▶ **Do this**
List every line below containing "structured".

Stored data entries

☆ ☆ ☆ ☆ ☆

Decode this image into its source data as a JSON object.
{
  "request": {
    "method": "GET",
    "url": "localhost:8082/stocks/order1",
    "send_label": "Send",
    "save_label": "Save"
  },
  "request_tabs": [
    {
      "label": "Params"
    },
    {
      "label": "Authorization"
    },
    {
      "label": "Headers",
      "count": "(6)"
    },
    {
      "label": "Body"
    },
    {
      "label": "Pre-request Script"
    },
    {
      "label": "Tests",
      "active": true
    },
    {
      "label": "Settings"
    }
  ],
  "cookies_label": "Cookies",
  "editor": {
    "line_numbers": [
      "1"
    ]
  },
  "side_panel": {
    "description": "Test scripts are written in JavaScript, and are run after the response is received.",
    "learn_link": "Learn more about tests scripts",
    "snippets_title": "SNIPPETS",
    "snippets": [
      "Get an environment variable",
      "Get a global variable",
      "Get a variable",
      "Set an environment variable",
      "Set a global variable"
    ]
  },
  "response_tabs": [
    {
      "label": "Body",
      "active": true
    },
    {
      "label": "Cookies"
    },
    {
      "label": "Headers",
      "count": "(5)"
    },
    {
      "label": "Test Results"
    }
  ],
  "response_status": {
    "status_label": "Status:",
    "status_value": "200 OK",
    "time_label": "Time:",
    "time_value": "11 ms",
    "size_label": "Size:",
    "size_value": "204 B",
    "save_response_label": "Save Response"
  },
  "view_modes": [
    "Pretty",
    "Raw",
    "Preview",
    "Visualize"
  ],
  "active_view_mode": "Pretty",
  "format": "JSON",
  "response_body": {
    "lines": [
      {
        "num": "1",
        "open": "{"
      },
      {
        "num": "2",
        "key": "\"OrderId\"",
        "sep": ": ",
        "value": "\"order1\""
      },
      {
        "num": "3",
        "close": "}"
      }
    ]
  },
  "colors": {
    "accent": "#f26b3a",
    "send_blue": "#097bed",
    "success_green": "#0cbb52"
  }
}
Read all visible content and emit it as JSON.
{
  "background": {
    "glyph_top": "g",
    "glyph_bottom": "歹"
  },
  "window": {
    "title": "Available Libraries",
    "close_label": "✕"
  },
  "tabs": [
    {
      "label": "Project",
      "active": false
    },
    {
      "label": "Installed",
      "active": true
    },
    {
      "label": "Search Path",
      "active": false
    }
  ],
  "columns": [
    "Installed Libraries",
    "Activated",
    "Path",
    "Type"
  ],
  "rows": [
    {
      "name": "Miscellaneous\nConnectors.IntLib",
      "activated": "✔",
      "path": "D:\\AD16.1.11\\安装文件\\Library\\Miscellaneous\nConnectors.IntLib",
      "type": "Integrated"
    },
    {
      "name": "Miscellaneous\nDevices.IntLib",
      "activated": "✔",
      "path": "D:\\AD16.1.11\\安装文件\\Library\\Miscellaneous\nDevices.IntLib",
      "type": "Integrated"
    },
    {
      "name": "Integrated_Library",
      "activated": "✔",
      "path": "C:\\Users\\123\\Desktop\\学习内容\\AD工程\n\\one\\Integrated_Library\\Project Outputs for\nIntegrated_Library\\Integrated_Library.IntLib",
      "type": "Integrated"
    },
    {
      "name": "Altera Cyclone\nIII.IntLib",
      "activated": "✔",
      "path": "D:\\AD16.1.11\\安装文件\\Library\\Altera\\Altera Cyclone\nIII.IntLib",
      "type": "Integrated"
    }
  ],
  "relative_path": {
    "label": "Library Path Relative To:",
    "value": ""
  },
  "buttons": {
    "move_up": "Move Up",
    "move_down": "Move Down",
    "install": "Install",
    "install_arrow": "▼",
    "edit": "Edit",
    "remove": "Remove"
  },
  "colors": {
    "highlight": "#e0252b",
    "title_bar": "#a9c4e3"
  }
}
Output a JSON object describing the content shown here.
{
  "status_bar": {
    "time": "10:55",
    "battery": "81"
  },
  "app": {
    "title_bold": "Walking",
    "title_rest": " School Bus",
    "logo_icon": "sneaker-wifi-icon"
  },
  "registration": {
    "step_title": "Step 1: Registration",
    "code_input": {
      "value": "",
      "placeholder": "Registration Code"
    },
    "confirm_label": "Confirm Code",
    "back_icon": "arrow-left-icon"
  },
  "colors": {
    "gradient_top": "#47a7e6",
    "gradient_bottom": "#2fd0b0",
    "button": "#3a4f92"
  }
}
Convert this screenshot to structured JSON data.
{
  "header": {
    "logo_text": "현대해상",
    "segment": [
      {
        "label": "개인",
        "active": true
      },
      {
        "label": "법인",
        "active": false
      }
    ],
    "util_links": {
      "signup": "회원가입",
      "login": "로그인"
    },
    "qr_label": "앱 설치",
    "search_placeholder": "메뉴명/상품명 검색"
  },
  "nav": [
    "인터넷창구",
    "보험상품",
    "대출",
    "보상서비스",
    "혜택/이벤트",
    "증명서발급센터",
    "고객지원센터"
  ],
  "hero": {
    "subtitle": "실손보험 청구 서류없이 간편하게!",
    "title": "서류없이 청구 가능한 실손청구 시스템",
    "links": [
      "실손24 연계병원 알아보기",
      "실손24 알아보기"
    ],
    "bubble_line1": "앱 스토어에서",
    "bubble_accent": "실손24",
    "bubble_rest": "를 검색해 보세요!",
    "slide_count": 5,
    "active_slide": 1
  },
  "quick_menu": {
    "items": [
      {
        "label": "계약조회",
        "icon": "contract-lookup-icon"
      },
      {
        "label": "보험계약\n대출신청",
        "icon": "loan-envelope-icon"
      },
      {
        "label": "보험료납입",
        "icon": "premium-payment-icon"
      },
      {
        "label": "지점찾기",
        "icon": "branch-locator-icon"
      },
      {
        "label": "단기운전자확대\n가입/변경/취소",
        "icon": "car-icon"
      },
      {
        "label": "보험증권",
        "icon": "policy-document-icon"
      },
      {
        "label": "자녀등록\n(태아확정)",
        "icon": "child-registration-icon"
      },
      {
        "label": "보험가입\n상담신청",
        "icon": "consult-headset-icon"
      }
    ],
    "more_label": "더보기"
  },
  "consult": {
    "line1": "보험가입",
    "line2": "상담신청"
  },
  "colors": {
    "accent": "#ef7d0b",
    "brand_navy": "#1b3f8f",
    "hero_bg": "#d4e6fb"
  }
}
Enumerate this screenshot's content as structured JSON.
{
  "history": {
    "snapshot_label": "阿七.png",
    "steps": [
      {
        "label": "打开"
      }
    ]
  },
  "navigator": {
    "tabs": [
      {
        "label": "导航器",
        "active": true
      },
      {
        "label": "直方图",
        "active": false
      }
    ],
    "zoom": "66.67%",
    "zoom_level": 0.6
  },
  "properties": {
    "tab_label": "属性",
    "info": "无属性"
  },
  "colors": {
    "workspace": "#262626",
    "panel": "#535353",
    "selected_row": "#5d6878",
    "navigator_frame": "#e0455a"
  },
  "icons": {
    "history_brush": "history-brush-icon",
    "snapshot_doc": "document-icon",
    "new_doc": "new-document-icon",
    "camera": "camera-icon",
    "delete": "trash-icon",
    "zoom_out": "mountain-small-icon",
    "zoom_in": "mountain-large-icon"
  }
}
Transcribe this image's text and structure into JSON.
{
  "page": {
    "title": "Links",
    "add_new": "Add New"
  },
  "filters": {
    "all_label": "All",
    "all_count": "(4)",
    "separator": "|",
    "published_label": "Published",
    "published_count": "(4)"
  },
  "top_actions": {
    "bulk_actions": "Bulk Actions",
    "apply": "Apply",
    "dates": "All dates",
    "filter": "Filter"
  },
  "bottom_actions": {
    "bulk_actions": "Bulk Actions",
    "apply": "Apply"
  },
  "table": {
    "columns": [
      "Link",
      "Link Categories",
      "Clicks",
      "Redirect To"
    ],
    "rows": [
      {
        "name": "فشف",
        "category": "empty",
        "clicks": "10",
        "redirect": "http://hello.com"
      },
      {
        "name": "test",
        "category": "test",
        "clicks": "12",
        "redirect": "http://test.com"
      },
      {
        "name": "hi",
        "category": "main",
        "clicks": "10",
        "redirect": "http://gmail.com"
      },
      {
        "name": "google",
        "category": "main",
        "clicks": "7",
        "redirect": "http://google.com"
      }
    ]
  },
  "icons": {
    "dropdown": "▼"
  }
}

☆ ☆ ☆ ☆ ☆

▶ **Correct result**
Convert this screenshot to structured JSON data.
Enumerate this screenshot's content as structured JSON.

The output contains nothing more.